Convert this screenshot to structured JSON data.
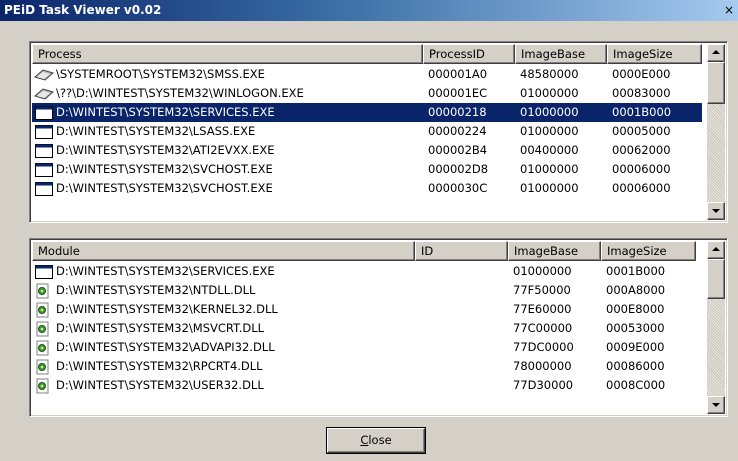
{
  "window": {
    "title": "PEiD Task Viewer v0.02",
    "close_glyph": "×"
  },
  "process_list": {
    "columns": [
      "Process",
      "ProcessID",
      "ImageBase",
      "ImageSize"
    ],
    "rows": [
      {
        "icon": "system-process-icon",
        "name": "\\SYSTEMROOT\\SYSTEM32\\SMSS.EXE",
        "pid": "000001A0",
        "base": "48580000",
        "size": "0000E000",
        "selected": false
      },
      {
        "icon": "system-process-icon",
        "name": "\\??\\D:\\WINTEST\\SYSTEM32\\WINLOGON.EXE",
        "pid": "000001EC",
        "base": "01000000",
        "size": "00083000",
        "selected": false
      },
      {
        "icon": "window-app-icon",
        "name": "D:\\WINTEST\\SYSTEM32\\SERVICES.EXE",
        "pid": "00000218",
        "base": "01000000",
        "size": "0001B000",
        "selected": true
      },
      {
        "icon": "window-app-icon",
        "name": "D:\\WINTEST\\SYSTEM32\\LSASS.EXE",
        "pid": "00000224",
        "base": "01000000",
        "size": "00005000",
        "selected": false
      },
      {
        "icon": "window-app-icon",
        "name": "D:\\WINTEST\\SYSTEM32\\ATI2EVXX.EXE",
        "pid": "000002B4",
        "base": "00400000",
        "size": "00062000",
        "selected": false
      },
      {
        "icon": "window-app-icon",
        "name": "D:\\WINTEST\\SYSTEM32\\SVCHOST.EXE",
        "pid": "000002D8",
        "base": "01000000",
        "size": "00006000",
        "selected": false
      },
      {
        "icon": "window-app-icon",
        "name": "D:\\WINTEST\\SYSTEM32\\SVCHOST.EXE",
        "pid": "0000030C",
        "base": "01000000",
        "size": "00006000",
        "selected": false
      }
    ]
  },
  "module_list": {
    "columns": [
      "Module",
      "ID",
      "ImageBase",
      "ImageSize"
    ],
    "rows": [
      {
        "icon": "window-app-icon",
        "name": "D:\\WINTEST\\SYSTEM32\\SERVICES.EXE",
        "id": "",
        "base": "01000000",
        "size": "0001B000"
      },
      {
        "icon": "dll-gear-icon",
        "name": "D:\\WINTEST\\SYSTEM32\\NTDLL.DLL",
        "id": "",
        "base": "77F50000",
        "size": "000A8000"
      },
      {
        "icon": "dll-gear-icon",
        "name": "D:\\WINTEST\\SYSTEM32\\KERNEL32.DLL",
        "id": "",
        "base": "77E60000",
        "size": "000E8000"
      },
      {
        "icon": "dll-gear-icon",
        "name": "D:\\WINTEST\\SYSTEM32\\MSVCRT.DLL",
        "id": "",
        "base": "77C00000",
        "size": "00053000"
      },
      {
        "icon": "dll-gear-icon",
        "name": "D:\\WINTEST\\SYSTEM32\\ADVAPI32.DLL",
        "id": "",
        "base": "77DC0000",
        "size": "0009E000"
      },
      {
        "icon": "dll-gear-icon",
        "name": "D:\\WINTEST\\SYSTEM32\\RPCRT4.DLL",
        "id": "",
        "base": "78000000",
        "size": "00086000"
      },
      {
        "icon": "dll-gear-icon",
        "name": "D:\\WINTEST\\SYSTEM32\\USER32.DLL",
        "id": "",
        "base": "77D30000",
        "size": "0008C000"
      }
    ]
  },
  "close_button": {
    "mnemonic": "C",
    "rest": "lose"
  },
  "colors": {
    "selection": "#0a246a",
    "face": "#d4d0c8",
    "title_start": "#0a246a",
    "title_end": "#a6caf0"
  }
}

_ _ _ _ _ _ _

Written request: Leave out the pictures and output every record above precisely as given.

Completed task:
Convert this screenshot to structured JSON data.
{
  "window": {
    "title": "PEiD Task Viewer v0.02",
    "close_glyph": "×"
  },
  "process_list": {
    "columns": [
      "Process",
      "ProcessID",
      "ImageBase",
      "ImageSize"
    ],
    "rows": [
      {
        "icon": "system-process-icon",
        "name": "\\SYSTEMROOT\\SYSTEM32\\SMSS.EXE",
        "pid": "000001A0",
        "base": "48580000",
        "size": "0000E000",
        "selected": false
      },
      {
        "icon": "system-process-icon",
        "name": "\\??\\D:\\WINTEST\\SYSTEM32\\WINLOGON.EXE",
        "pid": "000001EC",
        "base": "01000000",
        "size": "00083000",
        "selected": false
      },
      {
        "icon": "window-app-icon",
        "name": "D:\\WINTEST\\SYSTEM32\\SERVICES.EXE",
        "pid": "00000218",
        "base": "01000000",
        "size": "0001B000",
        "selected": true
      },
      {
        "icon": "window-app-icon",
        "name": "D:\\WINTEST\\SYSTEM32\\LSASS.EXE",
        "pid": "00000224",
        "base": "01000000",
        "size": "00005000",
        "selected": false
      },
      {
        "icon": "window-app-icon",
        "name": "D:\\WINTEST\\SYSTEM32\\ATI2EVXX.EXE",
        "pid": "000002B4",
        "base": "00400000",
        "size": "00062000",
        "selected": false
      },
      {
        "icon": "window-app-icon",
        "name": "D:\\WINTEST\\SYSTEM32\\SVCHOST.EXE",
        "pid": "000002D8",
        "base": "01000000",
        "size": "00006000",
        "selected": false
      },
      {
        "icon": "window-app-icon",
        "name": "D:\\WINTEST\\SYSTEM32\\SVCHOST.EXE",
        "pid": "0000030C",
        "base": "01000000",
        "size": "00006000",
        "selected": false
      }
    ]
  },
  "module_list": {
    "columns": [
      "Module",
      "ID",
      "ImageBase",
      "ImageSize"
    ],
    "rows": [
      {
        "icon": "window-app-icon",
        "name": "D:\\WINTEST\\SYSTEM32\\SERVICES.EXE",
        "id": "",
        "base": "01000000",
        "size": "0001B000"
      },
      {
        "icon": "dll-gear-icon",
        "name": "D:\\WINTEST\\SYSTEM32\\NTDLL.DLL",
        "id": "",
        "base": "77F50000",
        "size": "000A8000"
      },
      {
        "icon": "dll-gear-icon",
        "name": "D:\\WINTEST\\SYSTEM32\\KERNEL32.DLL",
        "id": "",
        "base": "77E60000",
        "size": "000E8000"
      },
      {
        "icon": "dll-gear-icon",
        "name": "D:\\WINTEST\\SYSTEM32\\MSVCRT.DLL",
        "id": "",
        "base": "77C00000",
        "size": "00053000"
      },
      {
        "icon": "dll-gear-icon",
        "name": "D:\\WINTEST\\SYSTEM32\\ADVAPI32.DLL",
        "id": "",
        "base": "77DC0000",
        "size": "0009E000"
      },
      {
        "icon": "dll-gear-icon",
        "name": "D:\\WINTEST\\SYSTEM32\\RPCRT4.DLL",
        "id": "",
        "base": "78000000",
        "size": "00086000"
      },
      {
        "icon": "dll-gear-icon",
        "name": "D:\\WINTEST\\SYSTEM32\\USER32.DLL",
        "id": "",
        "base": "77D30000",
        "size": "0008C000"
      }
    ]
  },
  "close_button": {
    "mnemonic": "C",
    "rest": "lose"
  },
  "colors": {
    "selection": "#0a246a",
    "face": "#d4d0c8",
    "title_start": "#0a246a",
    "title_end": "#a6caf0"
  }
}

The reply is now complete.